**Exercise details**
Filter the listing and keep only the lines with the word "this".

**Materials provided**
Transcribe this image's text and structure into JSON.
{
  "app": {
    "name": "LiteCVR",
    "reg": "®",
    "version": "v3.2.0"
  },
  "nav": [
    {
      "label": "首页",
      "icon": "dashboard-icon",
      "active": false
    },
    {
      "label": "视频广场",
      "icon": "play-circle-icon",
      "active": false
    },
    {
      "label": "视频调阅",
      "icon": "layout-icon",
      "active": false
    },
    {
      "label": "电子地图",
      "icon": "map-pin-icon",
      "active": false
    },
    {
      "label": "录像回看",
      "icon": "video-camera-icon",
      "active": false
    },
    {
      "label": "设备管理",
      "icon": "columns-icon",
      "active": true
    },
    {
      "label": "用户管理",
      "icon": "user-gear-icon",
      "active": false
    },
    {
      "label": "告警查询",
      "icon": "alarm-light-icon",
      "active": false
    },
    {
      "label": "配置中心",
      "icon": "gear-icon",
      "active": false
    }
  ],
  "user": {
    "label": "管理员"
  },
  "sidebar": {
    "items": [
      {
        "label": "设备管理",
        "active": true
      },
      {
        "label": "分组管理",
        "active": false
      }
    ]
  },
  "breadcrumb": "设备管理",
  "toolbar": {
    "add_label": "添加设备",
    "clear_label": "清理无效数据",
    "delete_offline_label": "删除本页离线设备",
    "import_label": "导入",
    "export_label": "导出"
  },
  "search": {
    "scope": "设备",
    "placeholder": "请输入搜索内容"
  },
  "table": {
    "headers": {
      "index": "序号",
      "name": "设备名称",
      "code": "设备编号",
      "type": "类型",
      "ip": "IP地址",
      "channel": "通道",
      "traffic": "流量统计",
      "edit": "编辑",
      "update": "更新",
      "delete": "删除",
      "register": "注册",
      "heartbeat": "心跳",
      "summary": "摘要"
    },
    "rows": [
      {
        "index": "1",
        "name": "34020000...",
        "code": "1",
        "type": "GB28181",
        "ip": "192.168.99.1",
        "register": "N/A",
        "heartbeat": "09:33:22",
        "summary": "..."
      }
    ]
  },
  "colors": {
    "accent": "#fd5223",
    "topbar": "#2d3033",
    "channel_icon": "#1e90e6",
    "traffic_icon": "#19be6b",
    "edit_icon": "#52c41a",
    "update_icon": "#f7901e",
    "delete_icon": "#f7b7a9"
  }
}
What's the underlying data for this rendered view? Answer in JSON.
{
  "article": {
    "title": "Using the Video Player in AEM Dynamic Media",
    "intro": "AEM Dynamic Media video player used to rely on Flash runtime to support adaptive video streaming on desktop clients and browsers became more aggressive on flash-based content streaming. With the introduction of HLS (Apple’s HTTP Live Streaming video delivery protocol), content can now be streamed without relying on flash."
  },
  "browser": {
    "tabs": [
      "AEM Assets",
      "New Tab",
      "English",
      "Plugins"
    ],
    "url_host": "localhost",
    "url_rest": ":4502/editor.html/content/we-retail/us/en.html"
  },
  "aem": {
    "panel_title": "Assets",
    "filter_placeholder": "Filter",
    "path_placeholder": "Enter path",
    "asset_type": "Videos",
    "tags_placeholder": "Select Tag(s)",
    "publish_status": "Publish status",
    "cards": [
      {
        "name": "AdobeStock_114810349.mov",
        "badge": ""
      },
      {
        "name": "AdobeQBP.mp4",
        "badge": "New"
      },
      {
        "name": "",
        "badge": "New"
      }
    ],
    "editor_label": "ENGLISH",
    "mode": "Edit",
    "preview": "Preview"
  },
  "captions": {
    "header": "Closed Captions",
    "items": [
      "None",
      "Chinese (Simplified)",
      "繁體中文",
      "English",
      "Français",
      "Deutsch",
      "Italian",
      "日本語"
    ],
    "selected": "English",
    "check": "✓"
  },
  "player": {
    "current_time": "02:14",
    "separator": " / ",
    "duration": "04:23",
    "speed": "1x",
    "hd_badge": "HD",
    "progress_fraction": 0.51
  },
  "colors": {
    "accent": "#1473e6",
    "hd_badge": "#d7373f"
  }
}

--

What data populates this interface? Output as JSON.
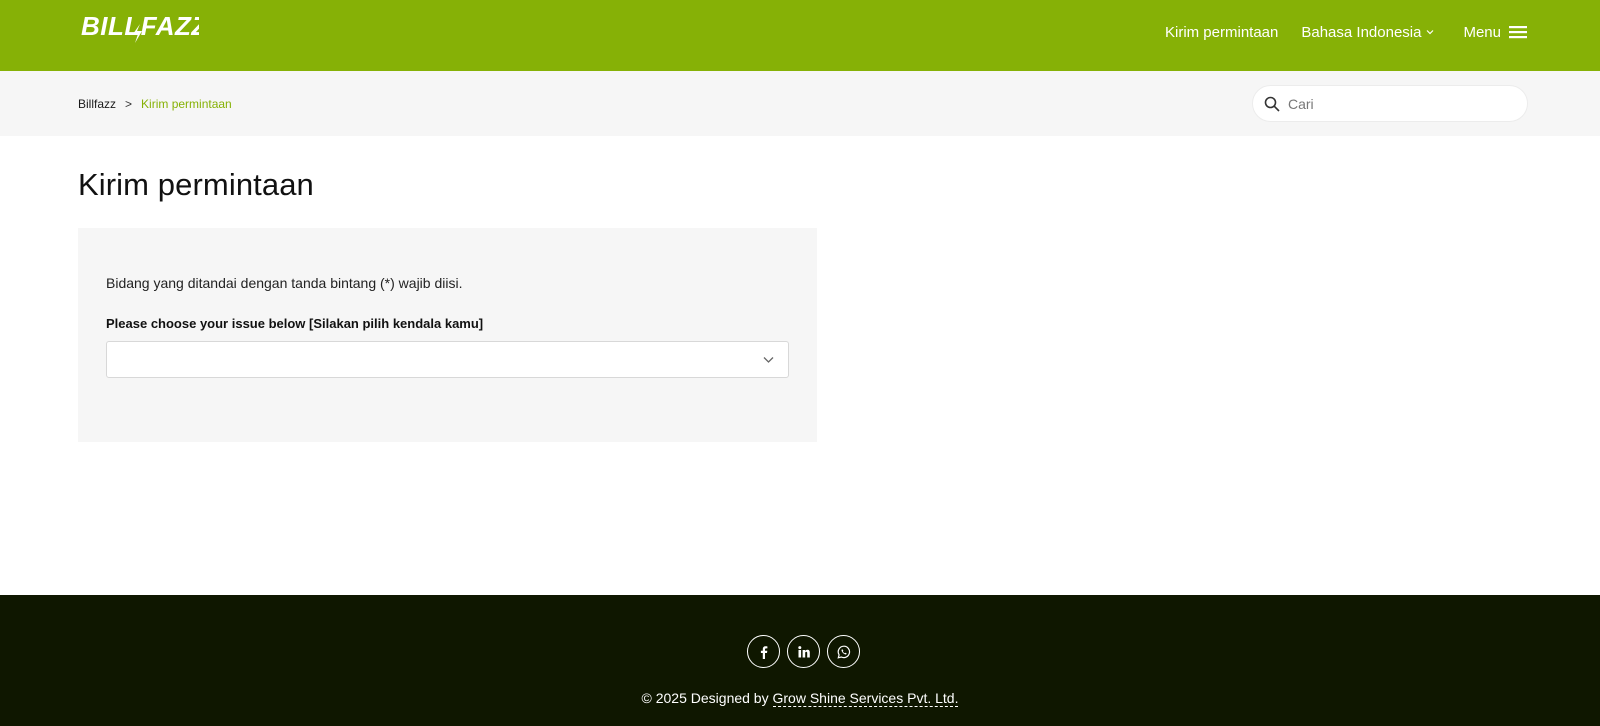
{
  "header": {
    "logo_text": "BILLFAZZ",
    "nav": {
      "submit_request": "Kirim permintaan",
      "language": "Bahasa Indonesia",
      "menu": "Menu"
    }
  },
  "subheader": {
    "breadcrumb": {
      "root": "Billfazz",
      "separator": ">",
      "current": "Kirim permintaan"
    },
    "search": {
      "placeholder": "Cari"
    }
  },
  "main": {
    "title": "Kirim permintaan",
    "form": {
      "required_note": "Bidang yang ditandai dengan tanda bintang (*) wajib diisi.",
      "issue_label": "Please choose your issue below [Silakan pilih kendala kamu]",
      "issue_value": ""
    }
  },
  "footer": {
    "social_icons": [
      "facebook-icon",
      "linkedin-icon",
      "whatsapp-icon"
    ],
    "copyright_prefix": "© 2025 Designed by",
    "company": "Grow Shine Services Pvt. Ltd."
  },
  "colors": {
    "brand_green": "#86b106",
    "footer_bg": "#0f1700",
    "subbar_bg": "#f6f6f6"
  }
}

**Task result**
Transcribe this image's text and structure into JSON.
What's the underlying data for this rendered view? Answer in JSON.
What data populates this interface? Output as JSON.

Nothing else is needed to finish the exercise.